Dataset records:
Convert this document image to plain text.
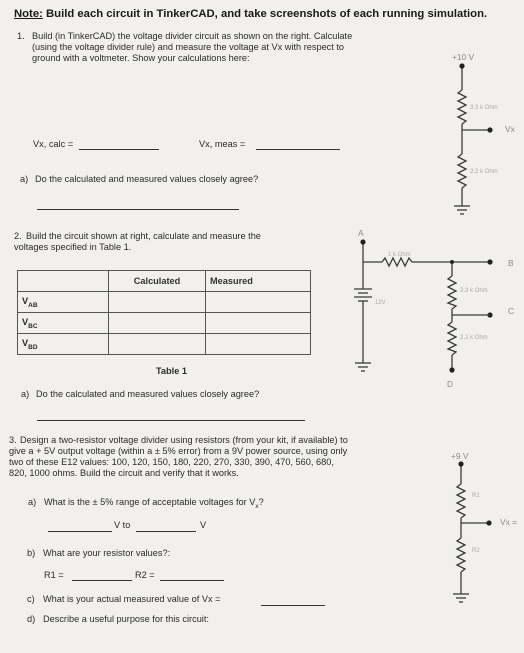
Note: Build each circuit in TinkerCAD, and take screenshots of each running simulation.
1. Build (in TinkerCAD) the voltage divider circuit as shown on the right. Calculate
(using the voltage divider rule) and measure the voltage at Vx with respect to
ground with a voltmeter. Show your calculations here:
Vx, calc =	Vx, meas =
a) Do the calculated and measured values closely agree?
2. Build the circuit shown at right, calculate and measure the
voltages specified in Table 1.
	Calculated	Measured
$V_{AB}$		
$V_{BC}$		
$V_{BD}$		
Table 1
a) Do the calculated and measured values closely agree?
3. Design a two-resistor voltage divider using resistors (from your kit, if available) to
give a + 5V output voltage (within a ± 5% error) from a 9V power source, using only
two of these E12 values: 100, 120, 150, 180, 220, 270, 330, 390, 470, 560, 680,
820, 1000 ohms. Build the circuit and verify that it works.
a) What is the ± 5% range of acceptable voltages for $V_x$?
V to	V
b) What are your resistor values?:
R1 =	R2 =
c) What is your actual measured value of Vx =
d) Describe a useful purpose for this circuit:
+10 V
3.3 k Ohm
Vx
2.2 k Ohm
A
1 k Ohm
B
3.3 k Ohm
12V
C
2.2 k Ohm
D
+9 V
R1
Vx =
R2
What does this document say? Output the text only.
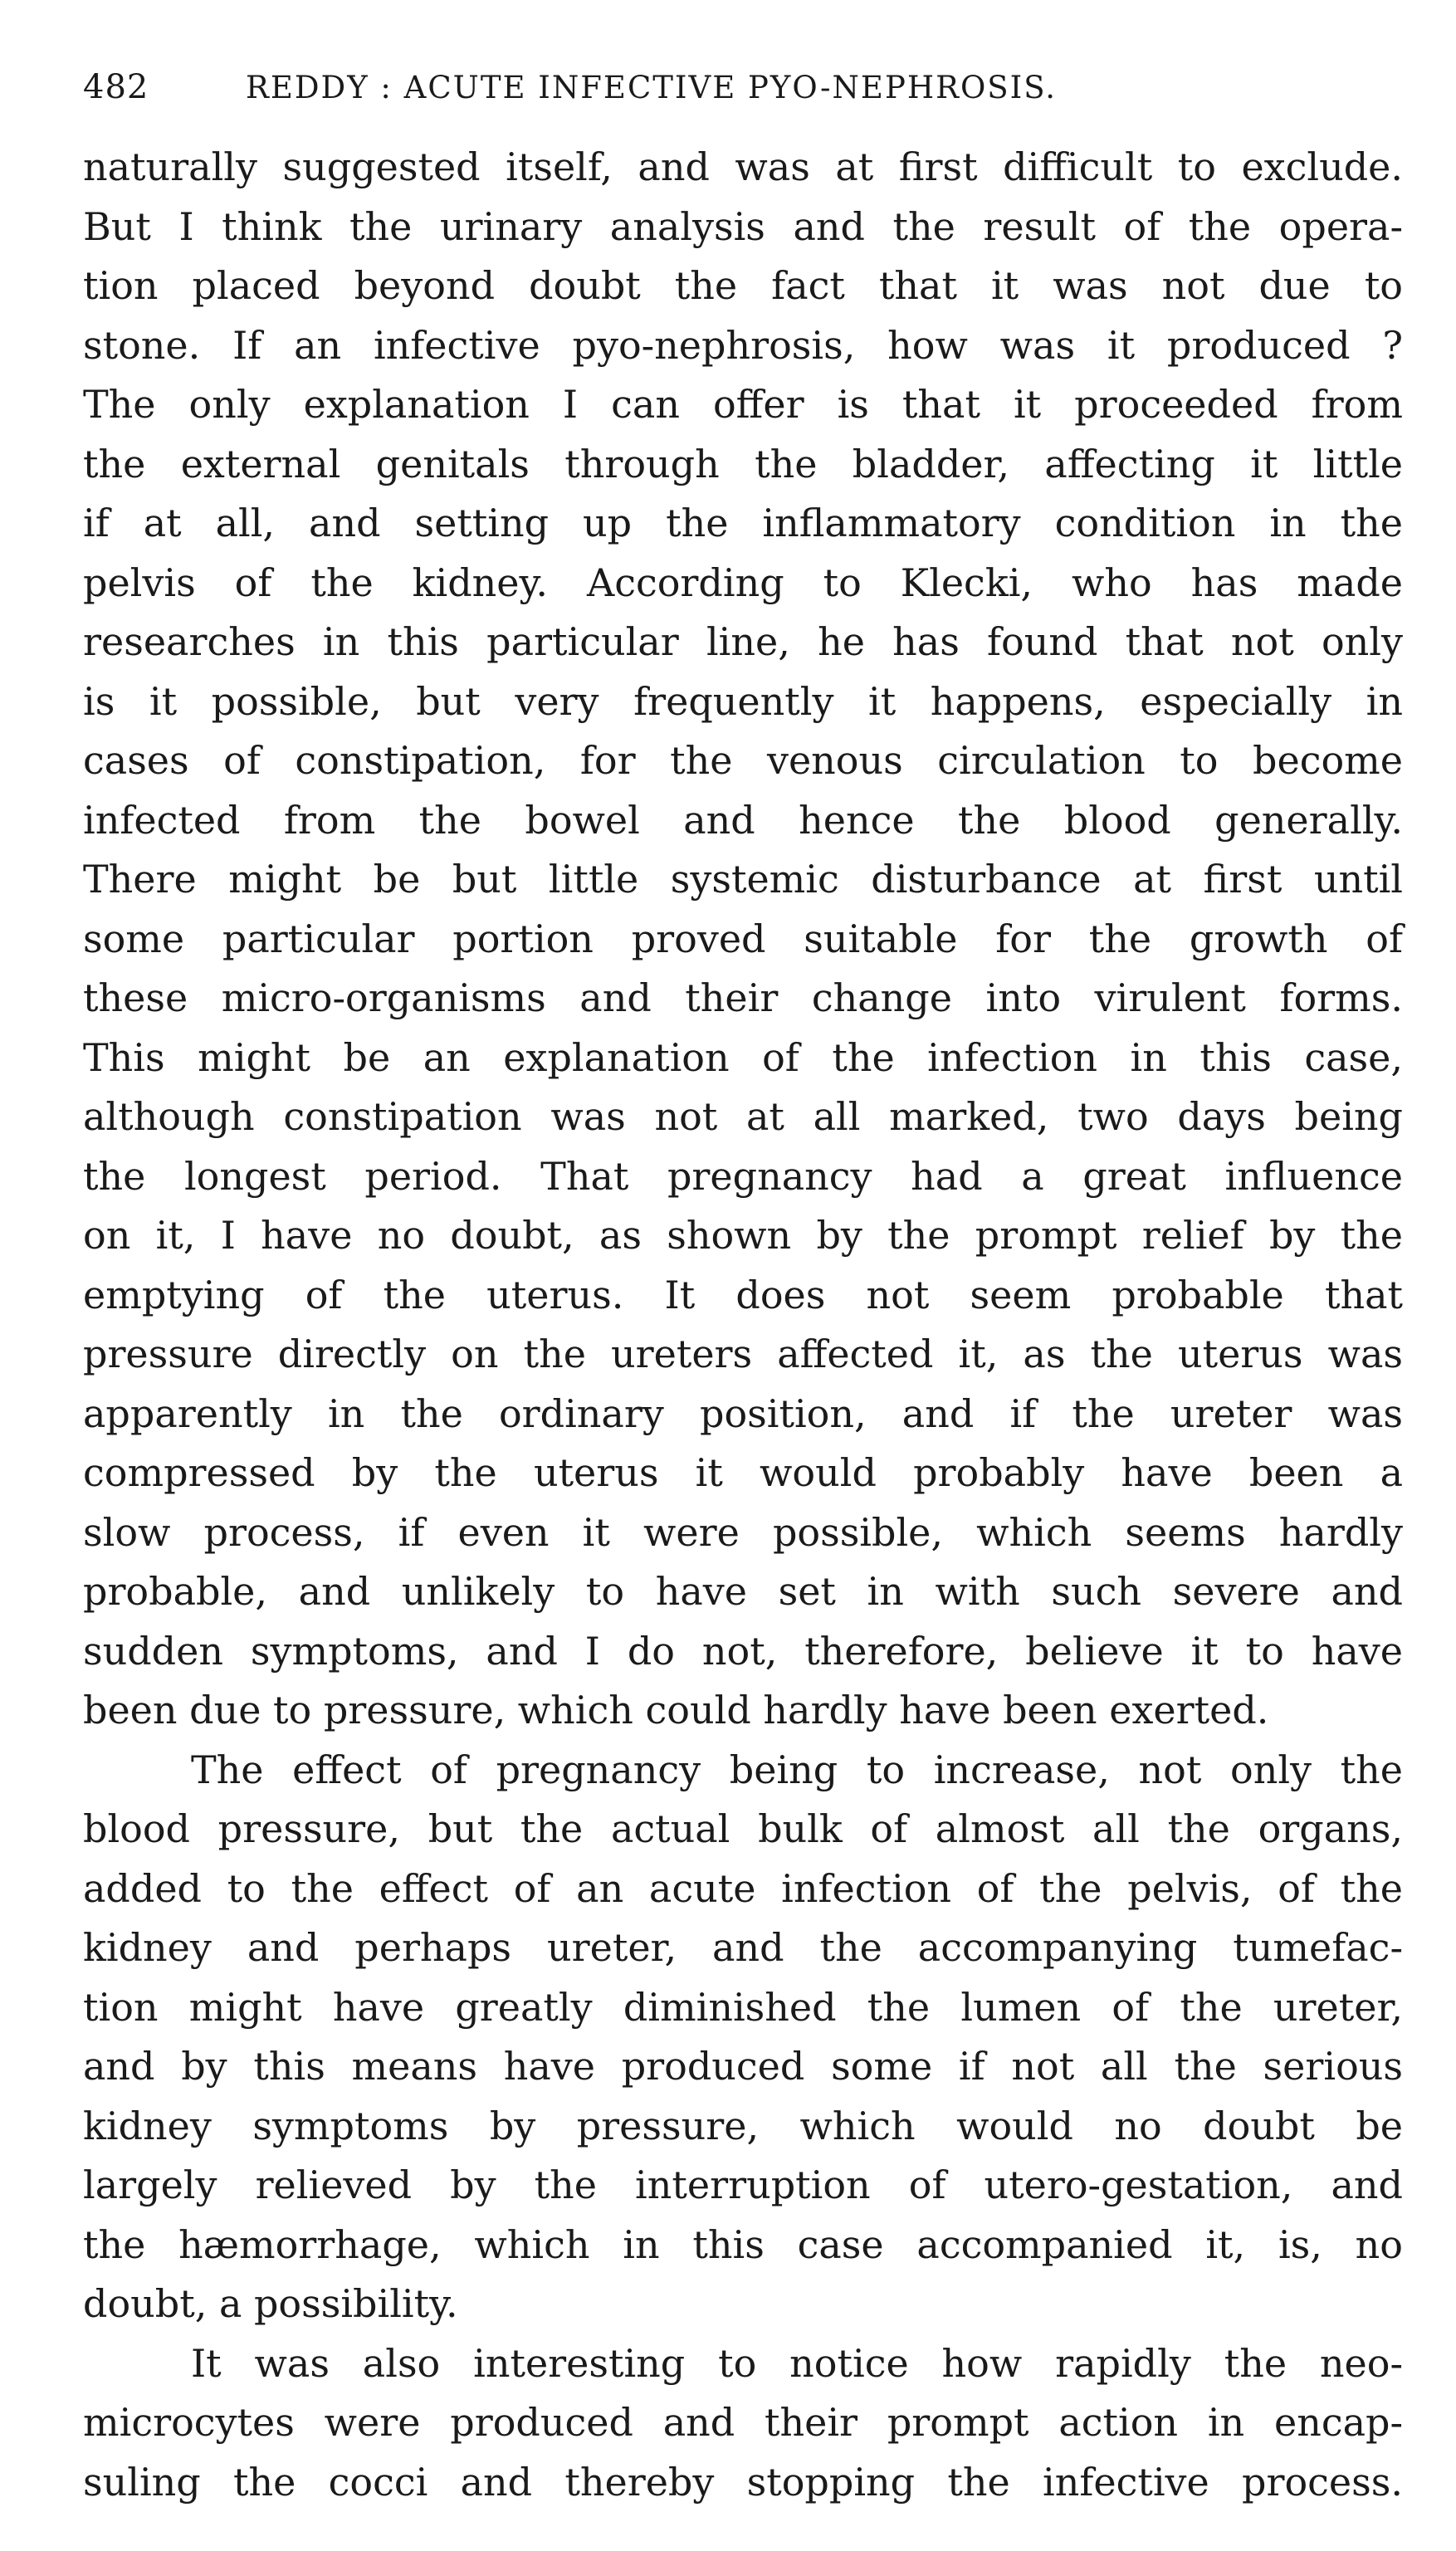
482	REDDY : ACUTE INFECTIVE PYO-NEPHROSIS.
naturally suggested itself, and was at first difficult to exclude.
But I think the urinary analysis and the result of the opera-
tion placed beyond doubt the fact that it was not due to
stone. If an infective pyo-nephrosis, how was it produced ?
The only explanation I can offer is that it proceeded from
the external genitals through the bladder, affecting it little
if at all, and setting up the inflammatory condition in the
pelvis of the kidney. According to Klecki, who has made
researches in this particular line, he has found that not only
is it possible, but very frequently it happens, especially in
cases of constipation, for the venous circulation to become
infected from the bowel and hence the blood generally.
There might be but little systemic disturbance at first until
some particular portion proved suitable for the growth of
these micro-organisms and their change into virulent forms.
This might be an explanation of the infection in this case,
although constipation was not at all marked, two days being
the longest period. That pregnancy had a great influence
on it, I have no doubt, as shown by the prompt relief by the
emptying of the uterus. It does not seem probable that
pressure directly on the ureters affected it, as the uterus was
apparently in the ordinary position, and if the ureter was
compressed by the uterus it would probably have been a
slow process, if even it were possible, which seems hardly
probable, and unlikely to have set in with such severe and
sudden symptoms, and I do not, therefore, believe it to have
been due to pressure, which could hardly have been exerted.
The effect of pregnancy being to increase, not only the
blood pressure, but the actual bulk of almost all the organs,
added to the effect of an acute infection of the pelvis, of the
kidney and perhaps ureter, and the accompanying tumefac-
tion might have greatly diminished the lumen of the ureter,
and by this means have produced some if not all the serious
kidney symptoms by pressure, which would no doubt be
largely relieved by the interruption of utero-gestation, and
the hæmorrhage, which in this case accompanied it, is, no
doubt, a possibility.
It was also interesting to notice how rapidly the neo-
microcytes were produced and their prompt action in encap-
suling the cocci and thereby stopping the infective process.
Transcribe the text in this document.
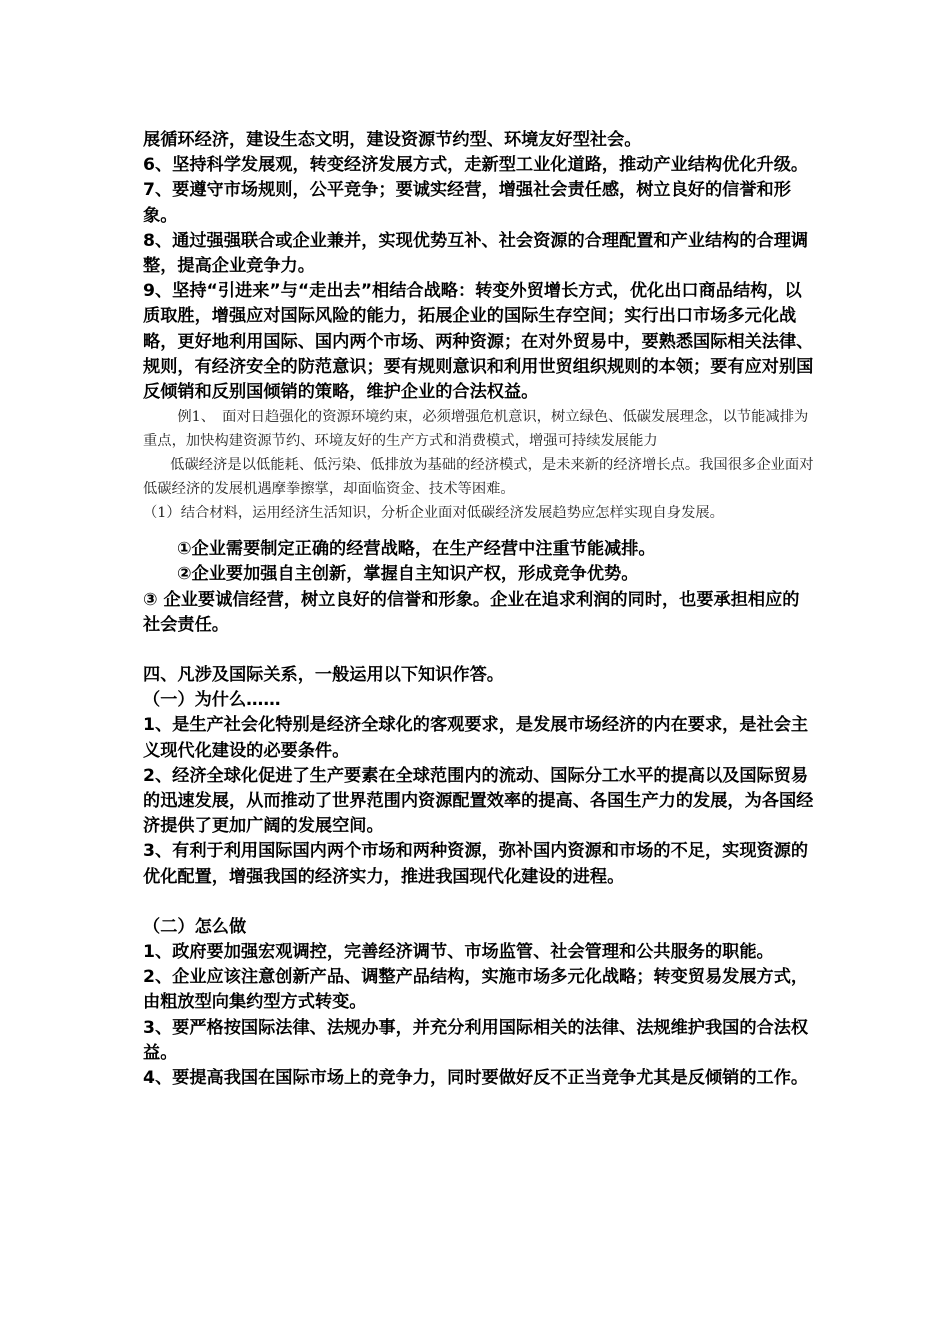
展循环经济，建设生态文明，建设资源节约型、环境友好型社会。

6、坚持科学发展观，转变经济发展方式，走新型工业化道路，推动产业结构优化升级。

7、要遵守市场规则，公平竞争；要诚实经营，增强社会责任感，树立良好的信誉和形象。

8、通过强强联合或企业兼并，实现优势互补、社会资源的合理配置和产业结构的合理调整，提高企业竞争力。

9、坚持“引进来”与“走出去”相结合战略：转变外贸增长方式，优化出口商品结构，以质取胜，增强应对国际风险的能力，拓展企业的国际生存空间；实行出口市场多元化战略，更好地利用国际、国内两个市场、两种资源；在对外贸易中，要熟悉国际相关法律、规则，有经济安全的防范意识；要有规则意识和利用世贸组织规则的本领；要有应对别国反倾销和反别国倾销的策略，维护企业的合法权益。

例1、　面对日趋强化的资源环境约束，必须增强危机意识，树立绿色、低碳发展理念，以节能减排为重点，加快构建资源节约、环境友好的生产方式和消费模式，增强可持续发展能力

低碳经济是以低能耗、低污染、低排放为基础的经济模式，是未来新的经济增长点。我国很多企业面对低碳经济的发展机遇摩拳擦掌，却面临资金、技术等困难。

（1）结合材料，运用经济生活知识，分析企业面对低碳经济发展趋势应怎样实现自身发展。

①企业需要制定正确的经营战略，在生产经营中注重节能减排。

②企业要加强自主创新，掌握自主知识产权，形成竞争优势。

③ 企业要诚信经营，树立良好的信誉和形象。企业在追求利润的同时，也要承担相应的社会责任。

四、凡涉及国际关系，一般运用以下知识作答。

（一）为什么……

1、是生产社会化特别是经济全球化的客观要求，是发展市场经济的内在要求，是社会主义现代化建设的必要条件。

2、经济全球化促进了生产要素在全球范围内的流动、国际分工水平的提高以及国际贸易的迅速发展，从而推动了世界范围内资源配置效率的提高、各国生产力的发展，为各国经济提供了更加广阔的发展空间。

3、有利于利用国际国内两个市场和两种资源，弥补国内资源和市场的不足，实现资源的优化配置，增强我国的经济实力，推进我国现代化建设的进程。

（二）怎么做

1、政府要加强宏观调控，完善经济调节、市场监管、社会管理和公共服务的职能。

2、企业应该注意创新产品、调整产品结构，实施市场多元化战略；转变贸易发展方式，由粗放型向集约型方式转变。

3、要严格按国际法律、法规办事，并充分利用国际相关的法律、法规维护我国的合法权益。

4、要提高我国在国际市场上的竞争力，同时要做好反不正当竞争尤其是反倾销的工作。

**What needs to be done:** Pick out the lines containing the string "some" and show them.

**The result:**
some particular portion proved suitable for the growth of
and by this means have produced some if not all the serious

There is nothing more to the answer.